WHAT IS ASKED | Without the pictures, print each of the records below exactly as it appears.

(Saved entries)
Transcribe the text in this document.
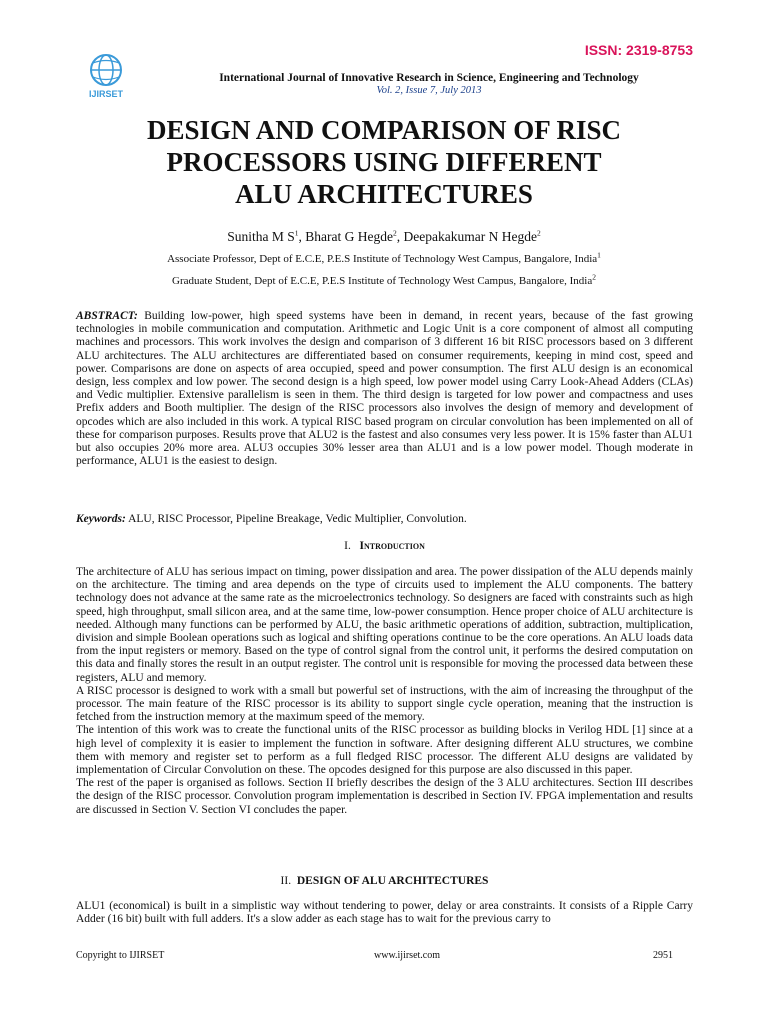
ISSN: 2319-8753
IJIRSET
International Journal of Innovative Research in Science, Engineering and Technology
Vol. 2, Issue 7, July 2013
DESIGN AND COMPARISON OF RISC
PROCESSORS USING DIFFERENT
ALU ARCHITECTURES
Sunitha M $S^1$, Bharat G Hegde$^2$, Deepakakumar N Hegde$^2$
Associate Professor, Dept of E.C.E, P.E.S Institute of Technology West Campus, Bangalore, India$^1$
Graduate Student, Dept of E.C.E, P.E.S Institute of Technology West Campus, Bangalore, India$^2$
ABSTRACT: Building low-power, high speed systems have been in demand, in recent years, because of the fast growing technologies in mobile communication and computation. Arithmetic and Logic Unit is a core component of almost all computing machines and processors. This work involves the design and comparison of 3 different 16 bit RISC processors based on 3 different ALU architectures. The ALU architectures are differentiated based on consumer requirements, keeping in mind cost, speed and power. Comparisons are done on aspects of area occupied, speed and power consumption. The first ALU design is an economical design, less complex and low power. The second design is a high speed, low power model using Carry Look-Ahead Adders (CLAs) and Vedic multiplier. Extensive parallelism is seen in them. The third design is targeted for low power and compactness and uses Prefix adders and Booth multiplier. The design of the RISC processors also involves the design of memory and development of opcodes which are also included in this work. A typical RISC based program on circular convolution has been implemented on all of these for comparison purposes. Results prove that ALU2 is the fastest and also consumes very less power. It is 15% faster than ALU1 but also occupies 20% more area. ALU3 occupies 30% lesser area than ALU1 and is a low power model. Though moderate in performance, ALU1 is the easiest to design.
Keywords: ALU, RISC Processor, Pipeline Breakage, Vedic Multiplier, Convolution.
I. Introduction

The architecture of ALU has serious impact on timing, power dissipation and area. The power dissipation of the ALU depends mainly on the architecture. The timing and area depends on the type of circuits used to implement the ALU components. The battery technology does not advance at the same rate as the microelectronics technology. So designers are faced with constraints such as high speed, high throughput, small silicon area, and at the same time, low-power consumption. Hence proper choice of ALU architecture is needed. Although many functions can be performed by ALU, the basic arithmetic operations of addition, subtraction, multiplication, division and simple Boolean operations such as logical and shifting operations continue to be the core operations. An ALU loads data from the input registers or memory. Based on the type of control signal from the control unit, it performs the desired computation on this data and finally stores the result in an output register. The control unit is responsible for moving the processed data between these registers, ALU and memory.

A RISC processor is designed to work with a small but powerful set of instructions, with the aim of increasing the throughput of the processor. The main feature of the RISC processor is its ability to support single cycle operation, meaning that the instruction is fetched from the instruction memory at the maximum speed of the memory.

The intention of this work was to create the functional units of the RISC processor as building blocks in Verilog HDL [1] since at a high level of complexity it is easier to implement the function in software. After designing different ALU structures, we combine them with memory and register set to perform as a full fledged RISC processor. The different ALU designs are validated by implementation of Circular Convolution on these. The opcodes designed for this purpose are also discussed in this paper.

The rest of the paper is organised as follows. Section II briefly describes the design of the 3 ALU architectures. Section III describes the design of the RISC processor. Convolution program implementation is described in Section IV. FPGA implementation and results are discussed in Section V. Section VI concludes the paper.

II. DESIGN OF ALU ARCHITECTURES
ALU1 (economical) is built in a simplistic way without tendering to power, delay or area constraints. It consists of a Ripple Carry Adder (16 bit) built with full adders. It's a slow adder as each stage has to wait for the previous carry to
Copyright to IJIRSET	www.ijirset.com	2951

IN RESPONSE |
Transcribe the text in this document.
ISSN: 2319-8753
IJIRSET
International Journal of Innovative Research in Science, Engineering and Technology
Vol. 2, Issue 7, July 2013
DESIGN AND COMPARISON OF RISC
PROCESSORS USING DIFFERENT
ALU ARCHITECTURES
Sunitha M $S^1$, Bharat G Hegde$^2$, Deepakakumar N Hegde$^2$
Associate Professor, Dept of E.C.E, P.E.S Institute of Technology West Campus, Bangalore, India$^1$
Graduate Student, Dept of E.C.E, P.E.S Institute of Technology West Campus, Bangalore, India$^2$
ABSTRACT: Building low-power, high speed systems have been in demand, in recent years, because of the fast growing technologies in mobile communication and computation. Arithmetic and Logic Unit is a core component of almost all computing machines and processors. This work involves the design and comparison of 3 different 16 bit RISC processors based on 3 different ALU architectures. The ALU architectures are differentiated based on consumer requirements, keeping in mind cost, speed and power. Comparisons are done on aspects of area occupied, speed and power consumption. The first ALU design is an economical design, less complex and low power. The second design is a high speed, low power model using Carry Look-Ahead Adders (CLAs) and Vedic multiplier. Extensive parallelism is seen in them. The third design is targeted for low power and compactness and uses Prefix adders and Booth multiplier. The design of the RISC processors also involves the design of memory and development of opcodes which are also included in this work. A typical RISC based program on circular convolution has been implemented on all of these for comparison purposes. Results prove that ALU2 is the fastest and also consumes very less power. It is 15% faster than ALU1 but also occupies 20% more area. ALU3 occupies 30% lesser area than ALU1 and is a low power model. Though moderate in performance, ALU1 is the easiest to design.
Keywords: ALU, RISC Processor, Pipeline Breakage, Vedic Multiplier, Convolution.
I. Introduction

The architecture of ALU has serious impact on timing, power dissipation and area. The power dissipation of the ALU depends mainly on the architecture. The timing and area depends on the type of circuits used to implement the ALU components. The battery technology does not advance at the same rate as the microelectronics technology. So designers are faced with constraints such as high speed, high throughput, small silicon area, and at the same time, low-power consumption. Hence proper choice of ALU architecture is needed. Although many functions can be performed by ALU, the basic arithmetic operations of addition, subtraction, multiplication, division and simple Boolean operations such as logical and shifting operations continue to be the core operations. An ALU loads data from the input registers or memory. Based on the type of control signal from the control unit, it performs the desired computation on this data and finally stores the result in an output register. The control unit is responsible for moving the processed data between these registers, ALU and memory.

A RISC processor is designed to work with a small but powerful set of instructions, with the aim of increasing the throughput of the processor. The main feature of the RISC processor is its ability to support single cycle operation, meaning that the instruction is fetched from the instruction memory at the maximum speed of the memory.

The intention of this work was to create the functional units of the RISC processor as building blocks in Verilog HDL [1] since at a high level of complexity it is easier to implement the function in software. After designing different ALU structures, we combine them with memory and register set to perform as a full fledged RISC processor. The different ALU designs are validated by implementation of Circular Convolution on these. The opcodes designed for this purpose are also discussed in this paper.

The rest of the paper is organised as follows. Section II briefly describes the design of the 3 ALU architectures. Section III describes the design of the RISC processor. Convolution program implementation is described in Section IV. FPGA implementation and results are discussed in Section V. Section VI concludes the paper.

II. DESIGN OF ALU ARCHITECTURES
ALU1 (economical) is built in a simplistic way without tendering to power, delay or area constraints. It consists of a Ripple Carry Adder (16 bit) built with full adders. It's a slow adder as each stage has to wait for the previous carry to
Copyright to IJIRSET	www.ijirset.com	2951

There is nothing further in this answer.